▸ Exercise aim
Find every line in the records that contains the string "count", matching case, and copy each of those lines.

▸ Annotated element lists
____________________
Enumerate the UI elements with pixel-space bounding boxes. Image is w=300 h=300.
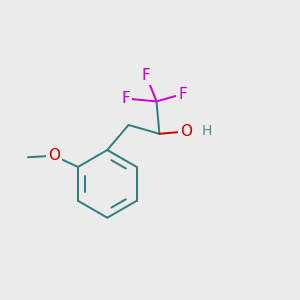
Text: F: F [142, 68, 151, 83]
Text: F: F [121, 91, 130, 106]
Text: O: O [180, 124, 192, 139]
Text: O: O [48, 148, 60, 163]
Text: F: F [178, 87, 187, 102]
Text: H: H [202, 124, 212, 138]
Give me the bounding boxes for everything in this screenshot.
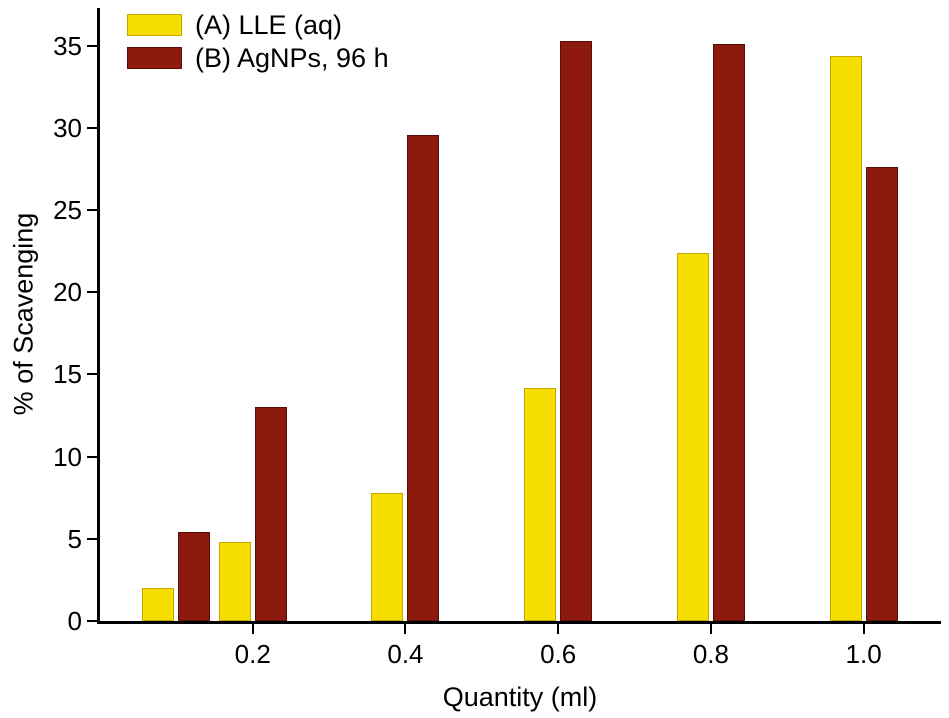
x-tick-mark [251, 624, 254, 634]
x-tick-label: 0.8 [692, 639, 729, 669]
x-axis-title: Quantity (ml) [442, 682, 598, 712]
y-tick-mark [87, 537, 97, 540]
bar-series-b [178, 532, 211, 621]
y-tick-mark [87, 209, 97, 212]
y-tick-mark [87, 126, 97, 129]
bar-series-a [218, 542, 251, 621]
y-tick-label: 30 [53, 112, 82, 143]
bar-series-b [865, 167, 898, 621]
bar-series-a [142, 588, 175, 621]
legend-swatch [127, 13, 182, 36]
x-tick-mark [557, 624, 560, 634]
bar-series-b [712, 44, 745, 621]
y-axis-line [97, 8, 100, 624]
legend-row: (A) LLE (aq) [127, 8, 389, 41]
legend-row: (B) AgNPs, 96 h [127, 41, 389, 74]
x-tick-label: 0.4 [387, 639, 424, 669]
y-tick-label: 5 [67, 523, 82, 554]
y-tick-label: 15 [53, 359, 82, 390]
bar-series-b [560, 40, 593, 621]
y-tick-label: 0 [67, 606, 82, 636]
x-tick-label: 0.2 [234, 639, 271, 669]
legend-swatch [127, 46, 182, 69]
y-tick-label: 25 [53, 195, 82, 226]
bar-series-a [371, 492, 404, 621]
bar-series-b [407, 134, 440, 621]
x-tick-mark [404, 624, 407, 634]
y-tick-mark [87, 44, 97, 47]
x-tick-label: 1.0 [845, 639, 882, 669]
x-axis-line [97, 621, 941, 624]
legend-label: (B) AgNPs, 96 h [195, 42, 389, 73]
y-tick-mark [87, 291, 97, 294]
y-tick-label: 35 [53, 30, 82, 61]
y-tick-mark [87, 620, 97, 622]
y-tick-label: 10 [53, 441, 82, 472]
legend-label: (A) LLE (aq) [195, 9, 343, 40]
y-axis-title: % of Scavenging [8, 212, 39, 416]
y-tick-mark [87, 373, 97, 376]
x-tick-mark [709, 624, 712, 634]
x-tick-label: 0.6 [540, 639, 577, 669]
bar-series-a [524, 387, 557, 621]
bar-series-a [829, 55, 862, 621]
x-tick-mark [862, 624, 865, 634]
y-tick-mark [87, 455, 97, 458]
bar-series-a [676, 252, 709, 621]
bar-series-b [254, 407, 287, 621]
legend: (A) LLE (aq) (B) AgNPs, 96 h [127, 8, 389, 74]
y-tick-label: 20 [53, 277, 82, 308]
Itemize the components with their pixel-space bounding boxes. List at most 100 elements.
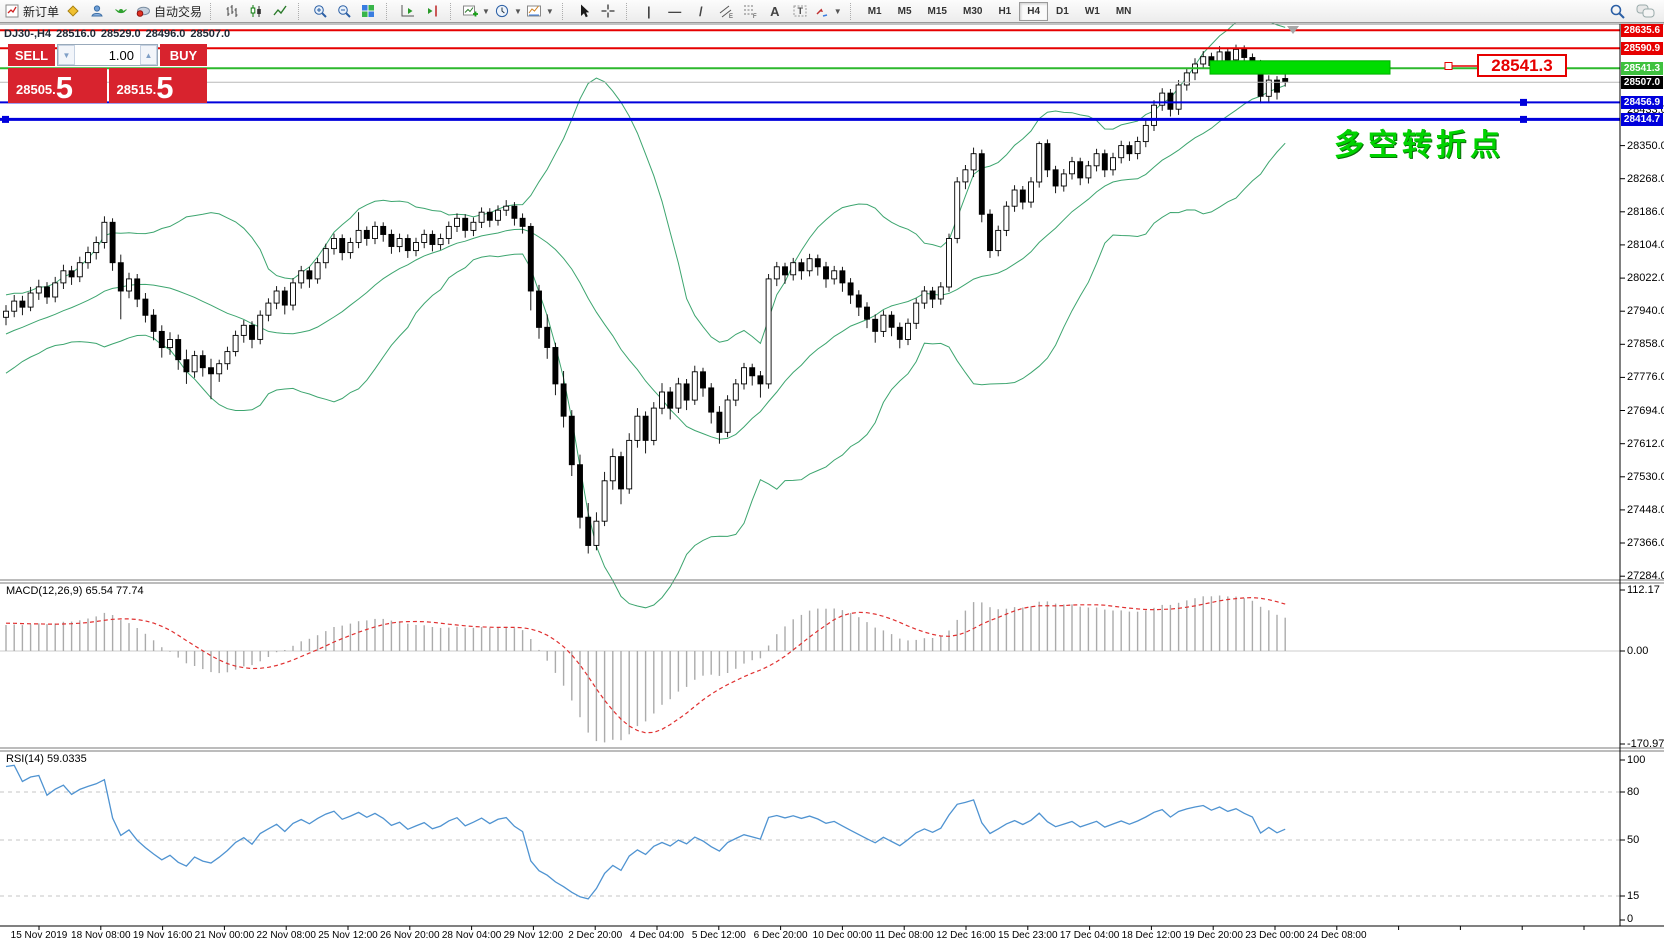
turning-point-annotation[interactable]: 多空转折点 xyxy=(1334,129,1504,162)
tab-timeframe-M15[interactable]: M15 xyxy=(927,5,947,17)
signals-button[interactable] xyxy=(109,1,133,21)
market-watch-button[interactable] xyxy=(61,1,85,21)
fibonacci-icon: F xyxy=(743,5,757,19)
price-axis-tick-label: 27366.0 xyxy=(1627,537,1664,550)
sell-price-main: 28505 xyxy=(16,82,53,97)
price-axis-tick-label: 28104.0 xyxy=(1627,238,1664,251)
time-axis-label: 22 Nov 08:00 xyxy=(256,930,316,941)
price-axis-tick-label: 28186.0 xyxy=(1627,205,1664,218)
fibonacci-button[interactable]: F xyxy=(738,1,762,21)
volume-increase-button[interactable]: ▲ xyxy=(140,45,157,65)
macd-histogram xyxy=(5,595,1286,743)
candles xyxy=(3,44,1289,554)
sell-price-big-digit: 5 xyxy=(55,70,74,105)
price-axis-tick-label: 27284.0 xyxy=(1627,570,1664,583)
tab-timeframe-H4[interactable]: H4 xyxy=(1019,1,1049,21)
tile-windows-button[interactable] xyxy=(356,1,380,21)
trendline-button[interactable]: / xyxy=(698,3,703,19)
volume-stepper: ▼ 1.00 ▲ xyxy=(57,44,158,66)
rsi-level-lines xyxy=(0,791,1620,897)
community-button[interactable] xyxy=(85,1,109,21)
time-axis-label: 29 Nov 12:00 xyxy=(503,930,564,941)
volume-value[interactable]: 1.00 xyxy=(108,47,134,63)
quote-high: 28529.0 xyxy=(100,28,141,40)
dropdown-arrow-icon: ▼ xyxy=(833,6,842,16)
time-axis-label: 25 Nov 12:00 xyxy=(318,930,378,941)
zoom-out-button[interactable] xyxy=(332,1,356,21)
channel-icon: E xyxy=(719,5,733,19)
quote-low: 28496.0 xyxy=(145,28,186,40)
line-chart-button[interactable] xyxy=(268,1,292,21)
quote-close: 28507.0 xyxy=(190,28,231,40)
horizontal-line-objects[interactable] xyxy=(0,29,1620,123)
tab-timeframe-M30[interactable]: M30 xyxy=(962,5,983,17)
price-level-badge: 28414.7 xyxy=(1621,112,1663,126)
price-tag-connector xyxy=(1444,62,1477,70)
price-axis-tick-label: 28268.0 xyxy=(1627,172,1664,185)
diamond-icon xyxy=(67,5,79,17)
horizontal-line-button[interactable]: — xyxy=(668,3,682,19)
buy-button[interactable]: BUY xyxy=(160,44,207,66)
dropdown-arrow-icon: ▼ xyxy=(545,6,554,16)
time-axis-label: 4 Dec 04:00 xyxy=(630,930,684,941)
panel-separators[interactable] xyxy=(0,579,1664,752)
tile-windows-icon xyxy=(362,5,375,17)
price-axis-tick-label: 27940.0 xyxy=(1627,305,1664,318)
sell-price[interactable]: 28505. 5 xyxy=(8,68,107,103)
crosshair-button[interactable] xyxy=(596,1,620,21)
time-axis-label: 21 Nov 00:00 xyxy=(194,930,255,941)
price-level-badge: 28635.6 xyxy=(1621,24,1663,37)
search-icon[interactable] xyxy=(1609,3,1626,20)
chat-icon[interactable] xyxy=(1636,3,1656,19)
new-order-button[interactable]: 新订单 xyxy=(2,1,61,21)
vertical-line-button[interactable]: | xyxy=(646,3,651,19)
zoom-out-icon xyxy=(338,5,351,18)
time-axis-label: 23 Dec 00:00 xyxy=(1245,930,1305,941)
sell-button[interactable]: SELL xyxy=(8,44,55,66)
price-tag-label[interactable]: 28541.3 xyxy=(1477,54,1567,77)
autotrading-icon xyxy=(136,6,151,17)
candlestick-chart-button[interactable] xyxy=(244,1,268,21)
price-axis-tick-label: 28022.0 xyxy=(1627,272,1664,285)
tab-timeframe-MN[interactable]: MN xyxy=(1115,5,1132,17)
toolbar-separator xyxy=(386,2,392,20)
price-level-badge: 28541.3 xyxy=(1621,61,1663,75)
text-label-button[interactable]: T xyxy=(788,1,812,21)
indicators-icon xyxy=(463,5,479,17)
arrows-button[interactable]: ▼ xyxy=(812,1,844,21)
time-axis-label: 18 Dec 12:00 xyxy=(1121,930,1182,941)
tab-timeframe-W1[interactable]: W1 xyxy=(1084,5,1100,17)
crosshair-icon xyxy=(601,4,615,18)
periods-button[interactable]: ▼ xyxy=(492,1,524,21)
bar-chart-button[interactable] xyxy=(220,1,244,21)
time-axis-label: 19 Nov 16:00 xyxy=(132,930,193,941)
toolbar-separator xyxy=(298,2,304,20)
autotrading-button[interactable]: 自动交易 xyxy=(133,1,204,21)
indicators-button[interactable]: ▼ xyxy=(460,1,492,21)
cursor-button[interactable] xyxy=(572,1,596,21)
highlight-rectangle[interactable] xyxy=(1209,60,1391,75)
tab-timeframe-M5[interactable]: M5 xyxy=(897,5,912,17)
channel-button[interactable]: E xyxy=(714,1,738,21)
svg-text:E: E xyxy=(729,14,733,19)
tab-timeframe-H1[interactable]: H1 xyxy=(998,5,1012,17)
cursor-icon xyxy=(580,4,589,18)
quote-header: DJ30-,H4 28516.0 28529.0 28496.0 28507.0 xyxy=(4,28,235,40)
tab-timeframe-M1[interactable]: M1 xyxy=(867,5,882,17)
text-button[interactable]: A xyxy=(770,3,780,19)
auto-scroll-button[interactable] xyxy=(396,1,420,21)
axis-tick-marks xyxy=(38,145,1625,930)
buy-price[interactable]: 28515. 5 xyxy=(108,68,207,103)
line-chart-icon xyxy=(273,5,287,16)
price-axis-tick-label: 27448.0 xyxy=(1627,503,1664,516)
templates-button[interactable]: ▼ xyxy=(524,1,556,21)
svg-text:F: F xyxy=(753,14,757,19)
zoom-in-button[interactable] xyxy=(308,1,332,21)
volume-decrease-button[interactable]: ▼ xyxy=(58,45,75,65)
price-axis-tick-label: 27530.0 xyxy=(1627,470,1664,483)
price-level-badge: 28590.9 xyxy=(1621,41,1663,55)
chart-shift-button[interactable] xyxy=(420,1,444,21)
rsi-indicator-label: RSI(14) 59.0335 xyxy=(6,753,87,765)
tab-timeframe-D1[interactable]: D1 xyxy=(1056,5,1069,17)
____________________
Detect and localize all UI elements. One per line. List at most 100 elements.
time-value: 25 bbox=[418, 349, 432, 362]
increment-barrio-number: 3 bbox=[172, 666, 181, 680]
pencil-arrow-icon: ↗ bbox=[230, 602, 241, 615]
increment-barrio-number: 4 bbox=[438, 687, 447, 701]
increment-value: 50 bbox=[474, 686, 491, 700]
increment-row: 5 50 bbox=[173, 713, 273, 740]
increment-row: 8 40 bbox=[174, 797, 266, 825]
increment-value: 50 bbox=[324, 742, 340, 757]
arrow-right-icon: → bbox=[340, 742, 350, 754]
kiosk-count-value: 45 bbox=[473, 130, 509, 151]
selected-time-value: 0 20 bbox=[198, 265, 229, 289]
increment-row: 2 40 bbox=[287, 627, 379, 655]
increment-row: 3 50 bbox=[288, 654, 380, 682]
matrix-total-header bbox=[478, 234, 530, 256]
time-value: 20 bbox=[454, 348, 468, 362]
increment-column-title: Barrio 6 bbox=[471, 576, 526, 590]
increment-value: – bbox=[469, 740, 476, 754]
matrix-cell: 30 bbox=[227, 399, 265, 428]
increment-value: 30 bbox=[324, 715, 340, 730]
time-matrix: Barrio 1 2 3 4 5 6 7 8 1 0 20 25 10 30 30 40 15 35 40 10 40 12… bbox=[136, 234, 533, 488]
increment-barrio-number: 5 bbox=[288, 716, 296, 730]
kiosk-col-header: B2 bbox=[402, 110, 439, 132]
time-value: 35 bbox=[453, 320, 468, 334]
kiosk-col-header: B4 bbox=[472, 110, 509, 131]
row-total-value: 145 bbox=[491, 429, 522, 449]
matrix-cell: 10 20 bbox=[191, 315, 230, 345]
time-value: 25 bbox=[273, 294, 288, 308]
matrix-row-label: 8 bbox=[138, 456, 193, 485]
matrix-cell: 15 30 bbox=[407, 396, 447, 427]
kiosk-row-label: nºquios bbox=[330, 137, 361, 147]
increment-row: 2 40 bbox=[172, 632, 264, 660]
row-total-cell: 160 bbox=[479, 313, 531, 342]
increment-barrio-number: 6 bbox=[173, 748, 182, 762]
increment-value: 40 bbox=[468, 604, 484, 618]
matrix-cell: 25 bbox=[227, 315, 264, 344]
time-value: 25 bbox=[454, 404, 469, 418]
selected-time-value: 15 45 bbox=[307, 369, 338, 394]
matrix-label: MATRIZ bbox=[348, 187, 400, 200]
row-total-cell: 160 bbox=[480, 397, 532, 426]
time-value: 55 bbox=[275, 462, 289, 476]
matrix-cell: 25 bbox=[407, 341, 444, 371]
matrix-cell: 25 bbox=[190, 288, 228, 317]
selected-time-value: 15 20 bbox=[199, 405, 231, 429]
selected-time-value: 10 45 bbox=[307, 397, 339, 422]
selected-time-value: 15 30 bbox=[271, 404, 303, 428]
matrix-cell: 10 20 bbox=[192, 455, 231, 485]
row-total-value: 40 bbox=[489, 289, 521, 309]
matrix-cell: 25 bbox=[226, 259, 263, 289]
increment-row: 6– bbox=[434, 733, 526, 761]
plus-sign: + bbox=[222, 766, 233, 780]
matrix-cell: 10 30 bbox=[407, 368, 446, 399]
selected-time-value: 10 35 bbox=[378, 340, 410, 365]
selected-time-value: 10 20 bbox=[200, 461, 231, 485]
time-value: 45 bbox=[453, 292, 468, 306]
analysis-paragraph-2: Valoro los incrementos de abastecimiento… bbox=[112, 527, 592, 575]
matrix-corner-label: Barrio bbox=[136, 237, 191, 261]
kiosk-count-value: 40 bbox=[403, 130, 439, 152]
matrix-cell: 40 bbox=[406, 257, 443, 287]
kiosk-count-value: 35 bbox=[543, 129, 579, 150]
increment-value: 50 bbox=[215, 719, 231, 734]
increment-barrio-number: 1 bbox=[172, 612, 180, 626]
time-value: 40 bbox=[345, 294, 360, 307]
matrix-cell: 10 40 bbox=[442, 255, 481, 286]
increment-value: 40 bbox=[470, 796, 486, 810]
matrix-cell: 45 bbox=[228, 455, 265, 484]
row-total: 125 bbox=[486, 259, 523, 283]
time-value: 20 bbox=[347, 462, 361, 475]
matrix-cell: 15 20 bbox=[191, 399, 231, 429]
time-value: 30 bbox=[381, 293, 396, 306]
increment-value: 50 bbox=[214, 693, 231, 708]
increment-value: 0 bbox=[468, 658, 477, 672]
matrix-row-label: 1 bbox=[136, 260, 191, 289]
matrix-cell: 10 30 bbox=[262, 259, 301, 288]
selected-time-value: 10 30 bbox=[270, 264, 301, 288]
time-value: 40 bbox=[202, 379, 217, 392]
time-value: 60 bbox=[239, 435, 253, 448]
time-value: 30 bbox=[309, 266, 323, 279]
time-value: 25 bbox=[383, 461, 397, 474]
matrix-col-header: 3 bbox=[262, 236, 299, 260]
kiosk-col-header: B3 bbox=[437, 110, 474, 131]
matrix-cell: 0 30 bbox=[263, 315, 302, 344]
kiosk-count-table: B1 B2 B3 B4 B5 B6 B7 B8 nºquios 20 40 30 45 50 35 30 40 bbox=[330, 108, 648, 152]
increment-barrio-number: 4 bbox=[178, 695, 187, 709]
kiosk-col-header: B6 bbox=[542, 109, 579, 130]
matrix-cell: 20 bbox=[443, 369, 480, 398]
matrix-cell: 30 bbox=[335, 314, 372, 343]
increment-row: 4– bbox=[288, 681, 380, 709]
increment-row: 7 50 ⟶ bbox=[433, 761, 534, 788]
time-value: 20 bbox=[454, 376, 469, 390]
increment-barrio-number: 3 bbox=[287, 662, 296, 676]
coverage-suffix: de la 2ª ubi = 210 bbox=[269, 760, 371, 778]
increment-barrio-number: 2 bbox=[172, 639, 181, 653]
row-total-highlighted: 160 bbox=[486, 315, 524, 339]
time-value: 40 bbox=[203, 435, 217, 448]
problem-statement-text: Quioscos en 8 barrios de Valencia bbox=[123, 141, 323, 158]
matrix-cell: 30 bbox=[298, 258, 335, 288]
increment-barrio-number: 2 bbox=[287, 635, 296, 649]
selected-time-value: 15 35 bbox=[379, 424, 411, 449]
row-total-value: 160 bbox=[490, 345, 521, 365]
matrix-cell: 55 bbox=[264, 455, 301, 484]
____________________
▸ Exercise result
kiosk-count-value: 45 bbox=[473, 130, 509, 151]
kiosk-count-value: 40 bbox=[403, 130, 439, 152]
kiosk-count-value: 35 bbox=[543, 129, 579, 150]
kiosk-count-table: B1 B2 B3 B4 B5 B6 B7 B8 nºquios 20 40 30 45 50 35 30 40 bbox=[330, 108, 648, 152]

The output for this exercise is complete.